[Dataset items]
++++++

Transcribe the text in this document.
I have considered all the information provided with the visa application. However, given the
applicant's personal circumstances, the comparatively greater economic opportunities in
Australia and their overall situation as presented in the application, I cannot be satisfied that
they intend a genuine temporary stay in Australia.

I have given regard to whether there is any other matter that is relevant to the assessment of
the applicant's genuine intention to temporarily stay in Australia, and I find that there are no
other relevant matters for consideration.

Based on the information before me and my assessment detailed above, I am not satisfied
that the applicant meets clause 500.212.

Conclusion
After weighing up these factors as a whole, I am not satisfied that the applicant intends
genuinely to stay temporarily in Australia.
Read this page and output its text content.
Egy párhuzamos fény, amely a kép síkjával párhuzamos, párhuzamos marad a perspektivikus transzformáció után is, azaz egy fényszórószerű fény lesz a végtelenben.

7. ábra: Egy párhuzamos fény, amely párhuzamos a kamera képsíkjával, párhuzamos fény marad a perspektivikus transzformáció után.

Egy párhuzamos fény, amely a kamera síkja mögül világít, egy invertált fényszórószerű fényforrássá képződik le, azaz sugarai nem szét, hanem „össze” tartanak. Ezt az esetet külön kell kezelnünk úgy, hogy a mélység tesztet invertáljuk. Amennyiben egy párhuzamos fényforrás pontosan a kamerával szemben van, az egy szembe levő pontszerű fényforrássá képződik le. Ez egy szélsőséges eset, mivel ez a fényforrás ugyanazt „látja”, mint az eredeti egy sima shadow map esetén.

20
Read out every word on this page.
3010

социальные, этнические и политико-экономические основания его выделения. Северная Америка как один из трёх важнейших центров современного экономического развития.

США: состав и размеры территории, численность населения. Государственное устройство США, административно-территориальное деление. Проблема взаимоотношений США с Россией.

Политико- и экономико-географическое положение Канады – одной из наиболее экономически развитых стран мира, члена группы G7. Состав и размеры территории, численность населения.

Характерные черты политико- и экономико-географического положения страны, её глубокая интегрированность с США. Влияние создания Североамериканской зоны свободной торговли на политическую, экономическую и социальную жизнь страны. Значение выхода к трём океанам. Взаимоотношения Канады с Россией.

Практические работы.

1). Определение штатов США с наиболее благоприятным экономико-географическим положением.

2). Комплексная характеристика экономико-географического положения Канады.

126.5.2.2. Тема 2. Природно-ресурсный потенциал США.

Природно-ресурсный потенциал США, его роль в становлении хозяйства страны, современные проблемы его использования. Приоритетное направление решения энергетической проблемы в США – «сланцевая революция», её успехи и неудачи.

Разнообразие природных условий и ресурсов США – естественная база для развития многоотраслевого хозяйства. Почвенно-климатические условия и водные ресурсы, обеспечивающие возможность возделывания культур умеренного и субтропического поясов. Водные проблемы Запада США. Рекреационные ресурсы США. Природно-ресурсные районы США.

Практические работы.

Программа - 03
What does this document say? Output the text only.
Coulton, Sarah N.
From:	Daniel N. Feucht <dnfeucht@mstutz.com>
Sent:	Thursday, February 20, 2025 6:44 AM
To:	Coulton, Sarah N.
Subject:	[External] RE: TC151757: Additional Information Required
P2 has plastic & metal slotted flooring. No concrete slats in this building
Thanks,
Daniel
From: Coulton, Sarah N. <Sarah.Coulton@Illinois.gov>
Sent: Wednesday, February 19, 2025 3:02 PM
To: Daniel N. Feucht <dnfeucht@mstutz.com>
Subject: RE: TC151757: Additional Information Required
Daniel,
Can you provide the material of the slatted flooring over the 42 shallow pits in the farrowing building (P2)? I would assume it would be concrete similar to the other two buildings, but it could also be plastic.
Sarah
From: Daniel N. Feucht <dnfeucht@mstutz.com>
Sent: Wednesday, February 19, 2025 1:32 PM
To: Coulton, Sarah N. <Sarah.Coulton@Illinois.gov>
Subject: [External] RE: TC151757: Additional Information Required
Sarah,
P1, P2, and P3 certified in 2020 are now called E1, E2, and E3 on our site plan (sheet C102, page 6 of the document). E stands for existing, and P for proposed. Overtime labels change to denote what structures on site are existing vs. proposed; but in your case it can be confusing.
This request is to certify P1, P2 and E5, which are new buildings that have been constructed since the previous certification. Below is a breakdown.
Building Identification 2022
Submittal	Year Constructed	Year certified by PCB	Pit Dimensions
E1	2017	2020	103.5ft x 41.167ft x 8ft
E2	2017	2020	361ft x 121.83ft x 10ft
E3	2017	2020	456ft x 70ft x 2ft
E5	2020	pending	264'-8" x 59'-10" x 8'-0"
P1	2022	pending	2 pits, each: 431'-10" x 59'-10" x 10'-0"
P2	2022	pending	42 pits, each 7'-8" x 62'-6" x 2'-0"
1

++++++

• Task to carry out
Without leaving anything out, quote all the data.

• Solution to this problem
Transcribe the text in this document.
I have considered all the information provided with the visa application. However, given the
applicant's personal circumstances, the comparatively greater economic opportunities in
Australia and their overall situation as presented in the application, I cannot be satisfied that
they intend a genuine temporary stay in Australia.

I have given regard to whether there is any other matter that is relevant to the assessment of
the applicant's genuine intention to temporarily stay in Australia, and I find that there are no
other relevant matters for consideration.

Based on the information before me and my assessment detailed above, I am not satisfied
that the applicant meets clause 500.212.

Conclusion
After weighing up these factors as a whole, I am not satisfied that the applicant intends
genuinely to stay temporarily in Australia.
Read this page and output its text content.
Egy párhuzamos fény, amely a kép síkjával párhuzamos, párhuzamos marad a perspektivikus transzformáció után is, azaz egy fényszórószerű fény lesz a végtelenben.

7. ábra: Egy párhuzamos fény, amely párhuzamos a kamera képsíkjával, párhuzamos fény marad a perspektivikus transzformáció után.

Egy párhuzamos fény, amely a kamera síkja mögül világít, egy invertált fényszórószerű fényforrássá képződik le, azaz sugarai nem szét, hanem „össze” tartanak. Ezt az esetet külön kell kezelnünk úgy, hogy a mélység tesztet invertáljuk. Amennyiben egy párhuzamos fényforrás pontosan a kamerával szemben van, az egy szembe levő pontszerű fényforrássá képződik le. Ez egy szélsőséges eset, mivel ez a fényforrás ugyanazt „látja”, mint az eredeti egy sima shadow map esetén.

20
Read out every word on this page.
3010

социальные, этнические и политико-экономические основания его выделения. Северная Америка как один из трёх важнейших центров современного экономического развития.

США: состав и размеры территории, численность населения. Государственное устройство США, административно-территориальное деление. Проблема взаимоотношений США с Россией.

Политико- и экономико-географическое положение Канады – одной из наиболее экономически развитых стран мира, члена группы G7. Состав и размеры территории, численность населения.

Характерные черты политико- и экономико-географического положения страны, её глубокая интегрированность с США. Влияние создания Североамериканской зоны свободной торговли на политическую, экономическую и социальную жизнь страны. Значение выхода к трём океанам. Взаимоотношения Канады с Россией.

Практические работы.

1). Определение штатов США с наиболее благоприятным экономико-географическим положением.

2). Комплексная характеристика экономико-географического положения Канады.

126.5.2.2. Тема 2. Природно-ресурсный потенциал США.

Природно-ресурсный потенциал США, его роль в становлении хозяйства страны, современные проблемы его использования. Приоритетное направление решения энергетической проблемы в США – «сланцевая революция», её успехи и неудачи.

Разнообразие природных условий и ресурсов США – естественная база для развития многоотраслевого хозяйства. Почвенно-климатические условия и водные ресурсы, обеспечивающие возможность возделывания культур умеренного и субтропического поясов. Водные проблемы Запада США. Рекреационные ресурсы США. Природно-ресурсные районы США.

Практические работы.

Программа - 03
What does this document say? Output the text only.
Coulton, Sarah N.
From:	Daniel N. Feucht <dnfeucht@mstutz.com>
Sent:	Thursday, February 20, 2025 6:44 AM
To:	Coulton, Sarah N.
Subject:	[External] RE: TC151757: Additional Information Required
P2 has plastic & metal slotted flooring. No concrete slats in this building
Thanks,
Daniel
From: Coulton, Sarah N. <Sarah.Coulton@Illinois.gov>
Sent: Wednesday, February 19, 2025 3:02 PM
To: Daniel N. Feucht <dnfeucht@mstutz.com>
Subject: RE: TC151757: Additional Information Required
Daniel,
Can you provide the material of the slatted flooring over the 42 shallow pits in the farrowing building (P2)? I would assume it would be concrete similar to the other two buildings, but it could also be plastic.
Sarah
From: Daniel N. Feucht <dnfeucht@mstutz.com>
Sent: Wednesday, February 19, 2025 1:32 PM
To: Coulton, Sarah N. <Sarah.Coulton@Illinois.gov>
Subject: [External] RE: TC151757: Additional Information Required
Sarah,
P1, P2, and P3 certified in 2020 are now called E1, E2, and E3 on our site plan (sheet C102, page 6 of the document). E stands for existing, and P for proposed. Overtime labels change to denote what structures on site are existing vs. proposed; but in your case it can be confusing.
This request is to certify P1, P2 and E5, which are new buildings that have been constructed since the previous certification. Below is a breakdown.
Building Identification 2022
Submittal	Year Constructed	Year certified by PCB	Pit Dimensions
E1	2017	2020	103.5ft x 41.167ft x 8ft
E2	2017	2020	361ft x 121.83ft x 10ft
E3	2017	2020	456ft x 70ft x 2ft
E5	2020	pending	264'-8" x 59'-10" x 8'-0"
P1	2022	pending	2 pits, each: 431'-10" x 59'-10" x 10'-0"
P2	2022	pending	42 pits, each 7'-8" x 62'-6" x 2'-0"
1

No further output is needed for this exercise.